Goal:
Identify each line below containing the string "school" and copy it.

[Figure contents as structured data]
·····

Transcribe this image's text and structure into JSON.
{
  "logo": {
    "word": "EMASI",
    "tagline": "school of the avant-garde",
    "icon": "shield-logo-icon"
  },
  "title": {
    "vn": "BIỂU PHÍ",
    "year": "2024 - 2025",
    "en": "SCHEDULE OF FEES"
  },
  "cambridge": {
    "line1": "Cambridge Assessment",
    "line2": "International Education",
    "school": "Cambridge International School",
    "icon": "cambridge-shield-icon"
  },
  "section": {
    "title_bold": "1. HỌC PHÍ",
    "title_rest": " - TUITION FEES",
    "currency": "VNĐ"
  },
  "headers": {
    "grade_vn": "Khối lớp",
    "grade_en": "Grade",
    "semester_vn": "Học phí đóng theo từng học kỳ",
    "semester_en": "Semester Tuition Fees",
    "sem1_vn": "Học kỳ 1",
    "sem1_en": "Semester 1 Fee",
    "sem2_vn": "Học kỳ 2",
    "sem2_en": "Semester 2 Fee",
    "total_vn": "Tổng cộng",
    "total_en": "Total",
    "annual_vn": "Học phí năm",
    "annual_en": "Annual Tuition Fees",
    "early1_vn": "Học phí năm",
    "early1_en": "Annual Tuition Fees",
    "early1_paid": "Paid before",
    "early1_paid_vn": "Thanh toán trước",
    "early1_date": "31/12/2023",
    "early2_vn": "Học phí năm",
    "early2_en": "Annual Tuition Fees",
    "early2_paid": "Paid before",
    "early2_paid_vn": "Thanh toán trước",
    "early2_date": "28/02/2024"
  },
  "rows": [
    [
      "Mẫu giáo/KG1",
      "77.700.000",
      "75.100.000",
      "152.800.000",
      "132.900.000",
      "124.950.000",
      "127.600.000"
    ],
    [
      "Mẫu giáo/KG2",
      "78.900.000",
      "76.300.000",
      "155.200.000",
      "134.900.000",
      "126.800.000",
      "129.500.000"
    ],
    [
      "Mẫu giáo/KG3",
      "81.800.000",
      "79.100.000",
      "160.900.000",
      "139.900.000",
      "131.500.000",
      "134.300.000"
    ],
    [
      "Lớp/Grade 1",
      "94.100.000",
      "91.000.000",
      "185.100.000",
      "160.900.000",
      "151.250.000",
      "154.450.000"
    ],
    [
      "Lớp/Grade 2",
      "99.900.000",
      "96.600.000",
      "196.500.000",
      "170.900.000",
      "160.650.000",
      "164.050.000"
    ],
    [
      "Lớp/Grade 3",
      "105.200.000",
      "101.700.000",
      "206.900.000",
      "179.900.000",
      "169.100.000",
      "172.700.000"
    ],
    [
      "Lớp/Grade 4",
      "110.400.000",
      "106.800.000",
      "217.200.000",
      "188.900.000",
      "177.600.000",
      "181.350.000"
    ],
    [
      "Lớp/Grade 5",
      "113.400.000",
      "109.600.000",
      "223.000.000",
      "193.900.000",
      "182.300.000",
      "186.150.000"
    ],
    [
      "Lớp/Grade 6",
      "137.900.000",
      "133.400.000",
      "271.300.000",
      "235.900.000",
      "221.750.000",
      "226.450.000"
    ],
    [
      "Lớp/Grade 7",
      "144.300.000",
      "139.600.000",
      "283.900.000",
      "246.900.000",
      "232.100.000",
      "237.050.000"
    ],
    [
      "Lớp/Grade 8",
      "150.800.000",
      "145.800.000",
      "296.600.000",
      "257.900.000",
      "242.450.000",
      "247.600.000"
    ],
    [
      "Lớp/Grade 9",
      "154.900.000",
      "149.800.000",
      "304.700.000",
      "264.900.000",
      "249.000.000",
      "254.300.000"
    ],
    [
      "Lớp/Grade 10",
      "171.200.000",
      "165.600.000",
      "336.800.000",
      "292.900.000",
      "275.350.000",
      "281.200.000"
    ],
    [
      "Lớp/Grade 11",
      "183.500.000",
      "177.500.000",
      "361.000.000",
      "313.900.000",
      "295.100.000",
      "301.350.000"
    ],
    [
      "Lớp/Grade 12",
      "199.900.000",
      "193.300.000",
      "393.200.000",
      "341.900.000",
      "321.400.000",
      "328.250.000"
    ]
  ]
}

·····

Final result:
    "tagline": "school of the avant-garde",
    "school": "Cambridge International School",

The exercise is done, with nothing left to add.